* [PROBLEM DESCRIPTION]:
Locate the lines where "marked" occurs and copy them as they stand.

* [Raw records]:
....

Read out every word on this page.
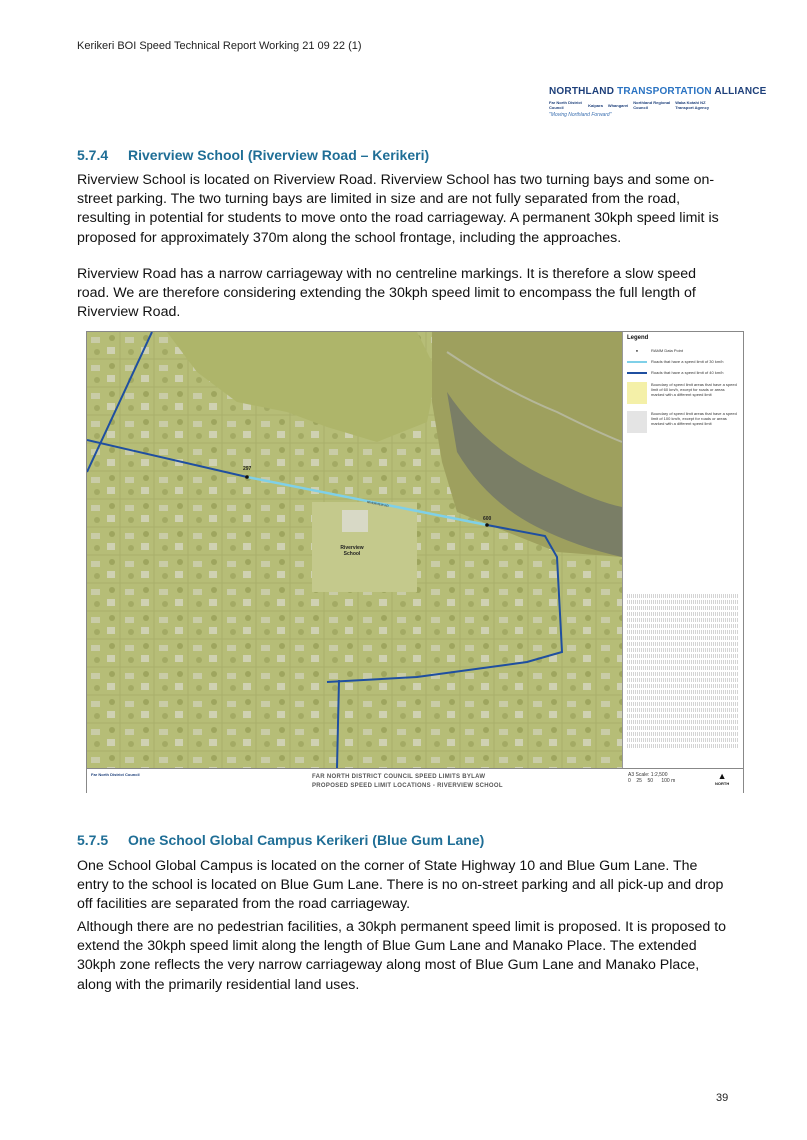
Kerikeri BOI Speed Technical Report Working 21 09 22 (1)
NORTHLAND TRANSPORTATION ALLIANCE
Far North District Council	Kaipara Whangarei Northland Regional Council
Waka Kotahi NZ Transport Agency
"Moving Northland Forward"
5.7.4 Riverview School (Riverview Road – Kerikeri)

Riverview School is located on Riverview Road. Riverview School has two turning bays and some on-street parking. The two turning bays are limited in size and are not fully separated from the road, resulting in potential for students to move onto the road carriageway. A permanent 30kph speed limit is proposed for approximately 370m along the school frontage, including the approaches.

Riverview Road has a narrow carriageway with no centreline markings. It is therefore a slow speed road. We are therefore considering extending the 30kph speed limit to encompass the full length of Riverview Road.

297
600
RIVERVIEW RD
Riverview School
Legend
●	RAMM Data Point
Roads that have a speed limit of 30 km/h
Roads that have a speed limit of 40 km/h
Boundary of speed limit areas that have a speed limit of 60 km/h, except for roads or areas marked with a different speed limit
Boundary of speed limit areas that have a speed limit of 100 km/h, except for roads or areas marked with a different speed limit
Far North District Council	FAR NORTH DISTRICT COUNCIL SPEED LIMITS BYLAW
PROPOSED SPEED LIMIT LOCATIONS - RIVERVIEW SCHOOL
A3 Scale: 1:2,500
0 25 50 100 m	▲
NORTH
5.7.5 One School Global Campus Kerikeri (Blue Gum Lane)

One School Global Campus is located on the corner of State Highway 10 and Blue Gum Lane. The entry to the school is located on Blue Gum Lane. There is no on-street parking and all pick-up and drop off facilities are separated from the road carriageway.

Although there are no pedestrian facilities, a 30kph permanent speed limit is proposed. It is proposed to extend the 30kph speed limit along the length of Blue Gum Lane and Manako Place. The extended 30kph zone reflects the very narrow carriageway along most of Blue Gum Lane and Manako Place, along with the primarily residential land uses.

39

....

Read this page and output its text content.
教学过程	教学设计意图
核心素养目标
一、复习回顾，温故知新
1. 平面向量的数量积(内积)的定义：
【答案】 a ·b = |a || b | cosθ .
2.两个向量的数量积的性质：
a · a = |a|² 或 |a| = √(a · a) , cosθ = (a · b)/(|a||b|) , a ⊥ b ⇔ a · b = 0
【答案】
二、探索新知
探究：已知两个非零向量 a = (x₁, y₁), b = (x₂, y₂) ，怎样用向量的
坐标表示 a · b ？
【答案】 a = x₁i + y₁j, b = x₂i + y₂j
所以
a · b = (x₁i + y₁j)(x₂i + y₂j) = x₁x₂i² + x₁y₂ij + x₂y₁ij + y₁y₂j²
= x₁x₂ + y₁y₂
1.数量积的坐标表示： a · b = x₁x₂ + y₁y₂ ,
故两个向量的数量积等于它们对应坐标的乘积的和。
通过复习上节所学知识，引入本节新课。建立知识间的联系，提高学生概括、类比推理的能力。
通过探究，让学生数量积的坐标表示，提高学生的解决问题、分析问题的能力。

....

* [EXERCISE ANSWER]:
Boundary of speed limit areas that have a speed limit of 60 km/h, except for roads or areas marked with a different speed limit
Boundary of speed limit areas that have a speed limit of 100 km/h, except for roads or areas marked with a different speed limit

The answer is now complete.